**Material supplied:**
..............................
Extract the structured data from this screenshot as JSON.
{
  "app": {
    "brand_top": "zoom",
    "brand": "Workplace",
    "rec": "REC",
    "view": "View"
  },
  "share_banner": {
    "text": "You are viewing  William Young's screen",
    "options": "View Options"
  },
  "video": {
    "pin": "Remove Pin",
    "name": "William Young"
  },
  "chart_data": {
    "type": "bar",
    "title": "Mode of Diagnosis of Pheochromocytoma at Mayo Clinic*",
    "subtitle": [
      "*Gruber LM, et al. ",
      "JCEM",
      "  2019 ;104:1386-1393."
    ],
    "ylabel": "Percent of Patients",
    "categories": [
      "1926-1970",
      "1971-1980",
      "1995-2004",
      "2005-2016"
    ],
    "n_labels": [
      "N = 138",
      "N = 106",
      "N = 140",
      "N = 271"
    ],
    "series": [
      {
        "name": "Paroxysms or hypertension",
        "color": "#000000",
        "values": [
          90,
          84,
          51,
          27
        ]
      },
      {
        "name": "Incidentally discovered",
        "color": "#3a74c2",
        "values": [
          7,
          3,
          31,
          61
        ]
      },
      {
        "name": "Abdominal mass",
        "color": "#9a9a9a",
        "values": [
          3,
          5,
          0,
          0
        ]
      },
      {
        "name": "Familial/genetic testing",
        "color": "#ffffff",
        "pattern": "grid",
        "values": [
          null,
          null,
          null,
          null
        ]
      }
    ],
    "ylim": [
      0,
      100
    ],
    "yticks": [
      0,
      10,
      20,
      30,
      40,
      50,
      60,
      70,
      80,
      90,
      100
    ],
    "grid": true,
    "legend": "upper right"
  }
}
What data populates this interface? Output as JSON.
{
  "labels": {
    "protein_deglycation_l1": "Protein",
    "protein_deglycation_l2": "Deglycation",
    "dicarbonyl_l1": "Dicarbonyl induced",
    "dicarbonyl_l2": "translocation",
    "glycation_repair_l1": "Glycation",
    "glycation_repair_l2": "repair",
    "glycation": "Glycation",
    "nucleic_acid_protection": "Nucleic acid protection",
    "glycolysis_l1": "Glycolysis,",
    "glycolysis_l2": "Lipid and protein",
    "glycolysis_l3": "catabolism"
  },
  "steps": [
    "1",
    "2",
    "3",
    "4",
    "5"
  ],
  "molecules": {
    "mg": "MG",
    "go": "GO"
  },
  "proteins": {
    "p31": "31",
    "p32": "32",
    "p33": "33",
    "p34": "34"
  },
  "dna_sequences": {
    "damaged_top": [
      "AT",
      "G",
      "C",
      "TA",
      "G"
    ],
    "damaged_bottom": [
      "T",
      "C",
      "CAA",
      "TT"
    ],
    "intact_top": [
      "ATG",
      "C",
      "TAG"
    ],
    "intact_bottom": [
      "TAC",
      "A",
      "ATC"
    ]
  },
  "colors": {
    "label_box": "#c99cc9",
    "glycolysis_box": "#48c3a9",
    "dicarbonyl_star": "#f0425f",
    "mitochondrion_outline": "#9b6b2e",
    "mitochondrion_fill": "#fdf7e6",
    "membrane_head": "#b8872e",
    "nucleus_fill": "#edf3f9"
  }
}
..............................
Filter the entries down to the lines containing "Young". Copy each of those lines.

**Response below:**
    "text": "You are viewing  William Young's screen",
    "name": "William Young"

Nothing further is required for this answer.